→ **Exercise aim**: No images are to be carried over; print all other material exactly as it stands.

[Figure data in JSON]
--
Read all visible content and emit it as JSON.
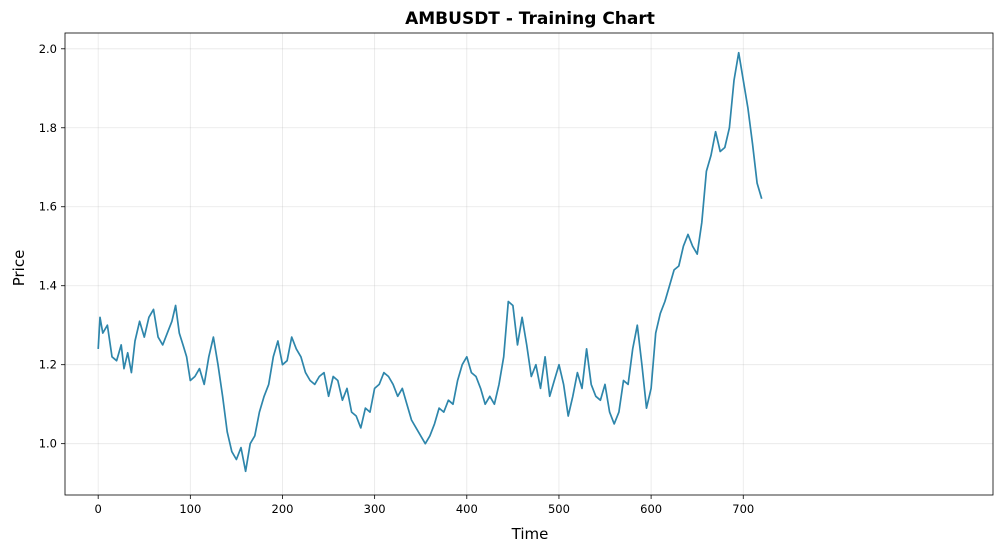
{
  "chart_data": {
    "type": "line",
    "title": "AMBUSDT - Training Chart",
    "xlabel": "Time",
    "ylabel": "Price",
    "xlim": [
      -36,
      971
    ],
    "ylim": [
      0.87,
      2.04
    ],
    "xticks": [
      0,
      100,
      200,
      300,
      400,
      500,
      600,
      700
    ],
    "yticks": [
      1.0,
      1.2,
      1.4,
      1.6,
      1.8,
      2.0
    ],
    "xtick_labels": [
      "0",
      "100",
      "200",
      "300",
      "400",
      "500",
      "600",
      "700"
    ],
    "ytick_labels": [
      "1.0",
      "1.2",
      "1.4",
      "1.6",
      "1.8",
      "2.0"
    ],
    "grid": true,
    "line_color": "#2e86ab",
    "series": [
      {
        "x": [
          0,
          2,
          5,
          10,
          15,
          20,
          25,
          28,
          32,
          36,
          40,
          45,
          50,
          55,
          60,
          65,
          70,
          75,
          80,
          84,
          88,
          92,
          96,
          100,
          105,
          110,
          115,
          120,
          125,
          130,
          135,
          140,
          145,
          150,
          155,
          160,
          165,
          170,
          175,
          180,
          185,
          190,
          195,
          200,
          205,
          210,
          215,
          220,
          225,
          230,
          235,
          240,
          245,
          250,
          255,
          260,
          265,
          270,
          275,
          280,
          285,
          290,
          295,
          300,
          305,
          310,
          315,
          320,
          325,
          330,
          335,
          340,
          345,
          350,
          355,
          360,
          365,
          370,
          375,
          380,
          385,
          390,
          395,
          400,
          405,
          410,
          415,
          420,
          425,
          430,
          435,
          440,
          445,
          450,
          455,
          460,
          465,
          470,
          475,
          480,
          485,
          490,
          495,
          500,
          505,
          510,
          515,
          520,
          525,
          530,
          535,
          540,
          545,
          550,
          555,
          560,
          565,
          570,
          575,
          580,
          585,
          590,
          595,
          600,
          605,
          610,
          615,
          620,
          625,
          630,
          635,
          640,
          645,
          650,
          655,
          660,
          665,
          670,
          675,
          680,
          685,
          690,
          695,
          700,
          705,
          710,
          715,
          720
        ],
        "y": [
          1.24,
          1.32,
          1.28,
          1.3,
          1.22,
          1.21,
          1.25,
          1.19,
          1.23,
          1.18,
          1.26,
          1.31,
          1.27,
          1.32,
          1.34,
          1.27,
          1.25,
          1.28,
          1.31,
          1.35,
          1.28,
          1.25,
          1.22,
          1.16,
          1.17,
          1.19,
          1.15,
          1.22,
          1.27,
          1.2,
          1.12,
          1.03,
          0.98,
          0.96,
          0.99,
          0.93,
          1.0,
          1.02,
          1.08,
          1.12,
          1.15,
          1.22,
          1.26,
          1.2,
          1.21,
          1.27,
          1.24,
          1.22,
          1.18,
          1.16,
          1.15,
          1.17,
          1.18,
          1.12,
          1.17,
          1.16,
          1.11,
          1.14,
          1.08,
          1.07,
          1.04,
          1.09,
          1.08,
          1.14,
          1.15,
          1.18,
          1.17,
          1.15,
          1.12,
          1.14,
          1.1,
          1.06,
          1.04,
          1.02,
          1.0,
          1.02,
          1.05,
          1.09,
          1.08,
          1.11,
          1.1,
          1.16,
          1.2,
          1.22,
          1.18,
          1.17,
          1.14,
          1.1,
          1.12,
          1.1,
          1.15,
          1.22,
          1.36,
          1.35,
          1.25,
          1.32,
          1.25,
          1.17,
          1.2,
          1.14,
          1.22,
          1.12,
          1.16,
          1.2,
          1.15,
          1.07,
          1.12,
          1.18,
          1.14,
          1.24,
          1.15,
          1.12,
          1.11,
          1.15,
          1.08,
          1.05,
          1.08,
          1.16,
          1.15,
          1.24,
          1.3,
          1.2,
          1.09,
          1.14,
          1.28,
          1.33,
          1.36,
          1.4,
          1.44,
          1.45,
          1.5,
          1.53,
          1.5,
          1.48,
          1.56,
          1.69,
          1.73,
          1.79,
          1.74,
          1.75,
          1.8,
          1.92,
          1.99,
          1.92,
          1.85,
          1.76,
          1.66,
          1.62
        ]
      }
    ]
  }
}
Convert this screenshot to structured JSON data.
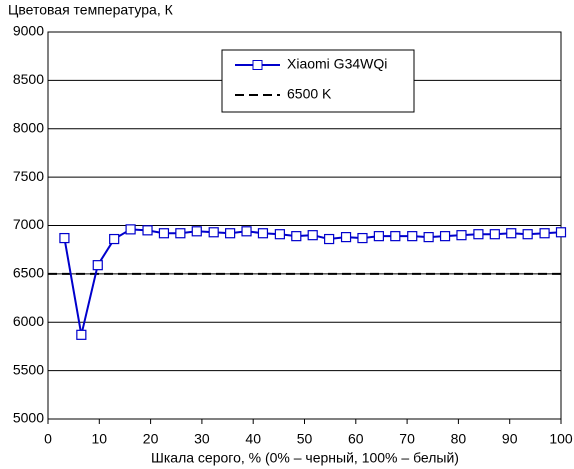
{
  "chart_data": {
    "type": "line",
    "title": "Цветовая температура, К",
    "x_label": "Шкала серого, % (0% – черный, 100% – белый)",
    "x": [
      3.2,
      6.5,
      9.7,
      12.9,
      16.1,
      19.4,
      22.6,
      25.8,
      29.0,
      32.3,
      35.5,
      38.7,
      41.9,
      45.2,
      48.4,
      51.6,
      54.8,
      58.1,
      61.3,
      64.5,
      67.7,
      71.0,
      74.2,
      77.4,
      80.6,
      83.9,
      87.1,
      90.3,
      93.5,
      96.8,
      100
    ],
    "series": [
      {
        "name": "Xiaomi G34WQi",
        "color": "#0000cc",
        "values": [
          6870,
          5870,
          6590,
          6860,
          6960,
          6950,
          6920,
          6920,
          6940,
          6930,
          6920,
          6940,
          6920,
          6910,
          6890,
          6900,
          6860,
          6880,
          6870,
          6890,
          6890,
          6890,
          6880,
          6890,
          6900,
          6910,
          6910,
          6920,
          6910,
          6920,
          6930
        ]
      }
    ],
    "reference_lines": [
      {
        "name": "6500 K",
        "value": 6500,
        "color": "#000000"
      }
    ],
    "xlim": [
      0,
      100
    ],
    "xticks": [
      0,
      10,
      20,
      30,
      40,
      50,
      60,
      70,
      80,
      90,
      100
    ],
    "ylim": [
      5000,
      9000
    ],
    "yticks": [
      5000,
      5500,
      6000,
      6500,
      7000,
      7500,
      8000,
      8500,
      9000
    ],
    "grid": true,
    "legend": "top"
  }
}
--
→ **Answer to this problem**:
Read all visible content and emit it as JSON.
{
  "chart_data": {
    "type": "line",
    "title": "AMBUSDT - Training Chart",
    "xlabel": "Time",
    "ylabel": "Price",
    "xlim": [
      -36,
      971
    ],
    "ylim": [
      0.87,
      2.04
    ],
    "xticks": [
      0,
      100,
      200,
      300,
      400,
      500,
      600,
      700
    ],
    "yticks": [
      1.0,
      1.2,
      1.4,
      1.6,
      1.8,
      2.0
    ],
    "xtick_labels": [
      "0",
      "100",
      "200",
      "300",
      "400",
      "500",
      "600",
      "700"
    ],
    "ytick_labels": [
      "1.0",
      "1.2",
      "1.4",
      "1.6",
      "1.8",
      "2.0"
    ],
    "grid": true,
    "line_color": "#2e86ab",
    "series": [
      {
        "x": [
          0,
          2,
          5,
          10,
          15,
          20,
          25,
          28,
          32,
          36,
          40,
          45,
          50,
          55,
          60,
          65,
          70,
          75,
          80,
          84,
          88,
          92,
          96,
          100,
          105,
          110,
          115,
          120,
          125,
          130,
          135,
          140,
          145,
          150,
          155,
          160,
          165,
          170,
          175,
          180,
          185,
          190,
          195,
          200,
          205,
          210,
          215,
          220,
          225,
          230,
          235,
          240,
          245,
          250,
          255,
          260,
          265,
          270,
          275,
          280,
          285,
          290,
          295,
          300,
          305,
          310,
          315,
          320,
          325,
          330,
          335,
          340,
          345,
          350,
          355,
          360,
          365,
          370,
          375,
          380,
          385,
          390,
          395,
          400,
          405,
          410,
          415,
          420,
          425,
          430,
          435,
          440,
          445,
          450,
          455,
          460,
          465,
          470,
          475,
          480,
          485,
          490,
          495,
          500,
          505,
          510,
          515,
          520,
          525,
          530,
          535,
          540,
          545,
          550,
          555,
          560,
          565,
          570,
          575,
          580,
          585,
          590,
          595,
          600,
          605,
          610,
          615,
          620,
          625,
          630,
          635,
          640,
          645,
          650,
          655,
          660,
          665,
          670,
          675,
          680,
          685,
          690,
          695,
          700,
          705,
          710,
          715,
          720
        ],
        "y": [
          1.24,
          1.32,
          1.28,
          1.3,
          1.22,
          1.21,
          1.25,
          1.19,
          1.23,
          1.18,
          1.26,
          1.31,
          1.27,
          1.32,
          1.34,
          1.27,
          1.25,
          1.28,
          1.31,
          1.35,
          1.28,
          1.25,
          1.22,
          1.16,
          1.17,
          1.19,
          1.15,
          1.22,
          1.27,
          1.2,
          1.12,
          1.03,
          0.98,
          0.96,
          0.99,
          0.93,
          1.0,
          1.02,
          1.08,
          1.12,
          1.15,
          1.22,
          1.26,
          1.2,
          1.21,
          1.27,
          1.24,
          1.22,
          1.18,
          1.16,
          1.15,
          1.17,
          1.18,
          1.12,
          1.17,
          1.16,
          1.11,
          1.14,
          1.08,
          1.07,
          1.04,
          1.09,
          1.08,
          1.14,
          1.15,
          1.18,
          1.17,
          1.15,
          1.12,
          1.14,
          1.1,
          1.06,
          1.04,
          1.02,
          1.0,
          1.02,
          1.05,
          1.09,
          1.08,
          1.11,
          1.1,
          1.16,
          1.2,
          1.22,
          1.18,
          1.17,
          1.14,
          1.1,
          1.12,
          1.1,
          1.15,
          1.22,
          1.36,
          1.35,
          1.25,
          1.32,
          1.25,
          1.17,
          1.2,
          1.14,
          1.22,
          1.12,
          1.16,
          1.2,
          1.15,
          1.07,
          1.12,
          1.18,
          1.14,
          1.24,
          1.15,
          1.12,
          1.11,
          1.15,
          1.08,
          1.05,
          1.08,
          1.16,
          1.15,
          1.24,
          1.3,
          1.2,
          1.09,
          1.14,
          1.28,
          1.33,
          1.36,
          1.4,
          1.44,
          1.45,
          1.5,
          1.53,
          1.5,
          1.48,
          1.56,
          1.69,
          1.73,
          1.79,
          1.74,
          1.75,
          1.8,
          1.92,
          1.99,
          1.92,
          1.85,
          1.76,
          1.66,
          1.62
        ]
      }
    ]
  }
}
Convert this screenshot to structured JSON data.
{
  "chart_data": {
    "type": "line",
    "title": "Цветовая температура, К",
    "x_label": "Шкала серого, % (0% – черный, 100% – белый)",
    "x": [
      3.2,
      6.5,
      9.7,
      12.9,
      16.1,
      19.4,
      22.6,
      25.8,
      29.0,
      32.3,
      35.5,
      38.7,
      41.9,
      45.2,
      48.4,
      51.6,
      54.8,
      58.1,
      61.3,
      64.5,
      67.7,
      71.0,
      74.2,
      77.4,
      80.6,
      83.9,
      87.1,
      90.3,
      93.5,
      96.8,
      100
    ],
    "series": [
      {
        "name": "Xiaomi G34WQi",
        "color": "#0000cc",
        "values": [
          6870,
          5870,
          6590,
          6860,
          6960,
          6950,
          6920,
          6920,
          6940,
          6930,
          6920,
          6940,
          6920,
          6910,
          6890,
          6900,
          6860,
          6880,
          6870,
          6890,
          6890,
          6890,
          6880,
          6890,
          6900,
          6910,
          6910,
          6920,
          6910,
          6920,
          6930
        ]
      }
    ],
    "reference_lines": [
      {
        "name": "6500 K",
        "value": 6500,
        "color": "#000000"
      }
    ],
    "xlim": [
      0,
      100
    ],
    "xticks": [
      0,
      10,
      20,
      30,
      40,
      50,
      60,
      70,
      80,
      90,
      100
    ],
    "ylim": [
      5000,
      9000
    ],
    "yticks": [
      5000,
      5500,
      6000,
      6500,
      7000,
      7500,
      8000,
      8500,
      9000
    ],
    "grid": true,
    "legend": "top"
  }
}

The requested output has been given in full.